— START OF RECORDS SHOWN —

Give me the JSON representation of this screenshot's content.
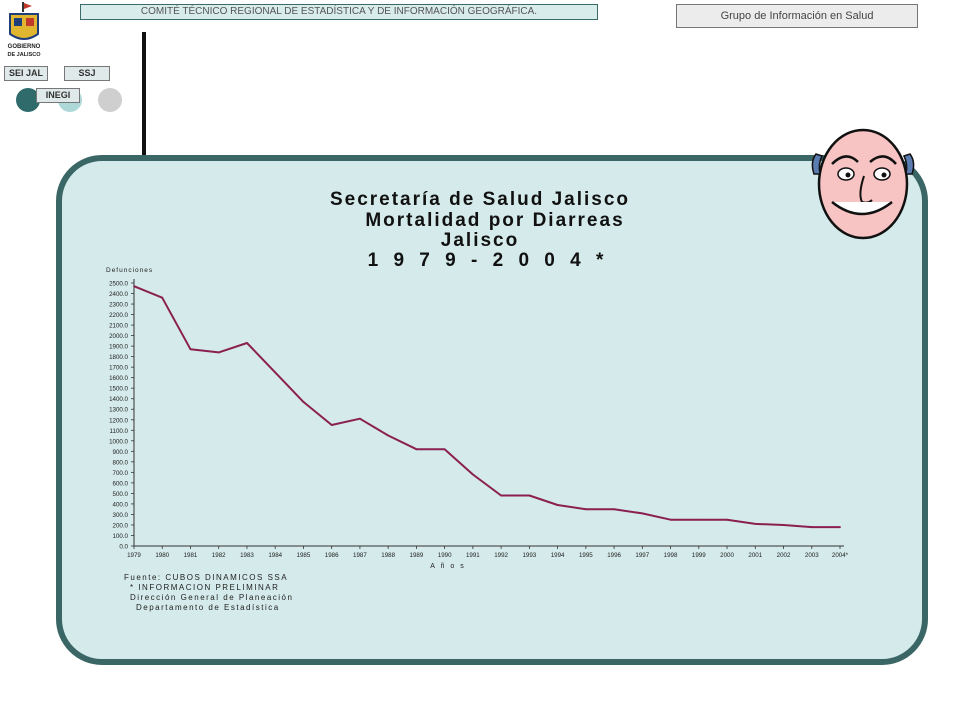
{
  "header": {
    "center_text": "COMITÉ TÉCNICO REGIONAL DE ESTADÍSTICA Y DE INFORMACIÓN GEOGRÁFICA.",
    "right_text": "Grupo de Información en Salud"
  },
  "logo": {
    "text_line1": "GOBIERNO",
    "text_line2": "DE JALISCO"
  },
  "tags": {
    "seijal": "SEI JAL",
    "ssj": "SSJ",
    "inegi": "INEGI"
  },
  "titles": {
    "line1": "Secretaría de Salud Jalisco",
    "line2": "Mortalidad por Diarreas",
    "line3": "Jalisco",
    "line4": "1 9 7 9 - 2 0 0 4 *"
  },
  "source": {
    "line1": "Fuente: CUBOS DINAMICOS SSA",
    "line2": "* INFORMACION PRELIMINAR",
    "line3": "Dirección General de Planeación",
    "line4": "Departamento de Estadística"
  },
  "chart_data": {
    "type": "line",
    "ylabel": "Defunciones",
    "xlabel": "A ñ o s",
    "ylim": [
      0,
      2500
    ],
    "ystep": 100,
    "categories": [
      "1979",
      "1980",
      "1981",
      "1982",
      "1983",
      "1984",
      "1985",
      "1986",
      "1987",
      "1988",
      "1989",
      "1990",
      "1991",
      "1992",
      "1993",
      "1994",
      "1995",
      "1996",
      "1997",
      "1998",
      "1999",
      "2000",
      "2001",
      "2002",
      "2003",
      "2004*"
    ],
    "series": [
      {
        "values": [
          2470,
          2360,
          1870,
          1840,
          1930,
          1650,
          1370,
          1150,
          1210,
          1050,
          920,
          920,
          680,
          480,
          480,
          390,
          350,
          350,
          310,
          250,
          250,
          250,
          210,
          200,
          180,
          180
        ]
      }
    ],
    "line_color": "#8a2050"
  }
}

— END OF RECORDS SHOWN —

WORK TO DO: Write out each line again precisely as it appears, skipping every picture.

EXERCISE OUTPUT:
Give me the JSON representation of this screenshot's content.
{
  "header": {
    "center_text": "COMITÉ TÉCNICO REGIONAL DE ESTADÍSTICA Y DE INFORMACIÓN GEOGRÁFICA.",
    "right_text": "Grupo de Información en Salud"
  },
  "logo": {
    "text_line1": "GOBIERNO",
    "text_line2": "DE JALISCO"
  },
  "tags": {
    "seijal": "SEI JAL",
    "ssj": "SSJ",
    "inegi": "INEGI"
  },
  "titles": {
    "line1": "Secretaría de Salud Jalisco",
    "line2": "Mortalidad por Diarreas",
    "line3": "Jalisco",
    "line4": "1 9 7 9 - 2 0 0 4 *"
  },
  "source": {
    "line1": "Fuente: CUBOS DINAMICOS SSA",
    "line2": "* INFORMACION PRELIMINAR",
    "line3": "Dirección General de Planeación",
    "line4": "Departamento de Estadística"
  },
  "chart_data": {
    "type": "line",
    "ylabel": "Defunciones",
    "xlabel": "A ñ o s",
    "ylim": [
      0,
      2500
    ],
    "ystep": 100,
    "categories": [
      "1979",
      "1980",
      "1981",
      "1982",
      "1983",
      "1984",
      "1985",
      "1986",
      "1987",
      "1988",
      "1989",
      "1990",
      "1991",
      "1992",
      "1993",
      "1994",
      "1995",
      "1996",
      "1997",
      "1998",
      "1999",
      "2000",
      "2001",
      "2002",
      "2003",
      "2004*"
    ],
    "series": [
      {
        "values": [
          2470,
          2360,
          1870,
          1840,
          1930,
          1650,
          1370,
          1150,
          1210,
          1050,
          920,
          920,
          680,
          480,
          480,
          390,
          350,
          350,
          310,
          250,
          250,
          250,
          210,
          200,
          180,
          180
        ]
      }
    ],
    "line_color": "#8a2050"
  }
}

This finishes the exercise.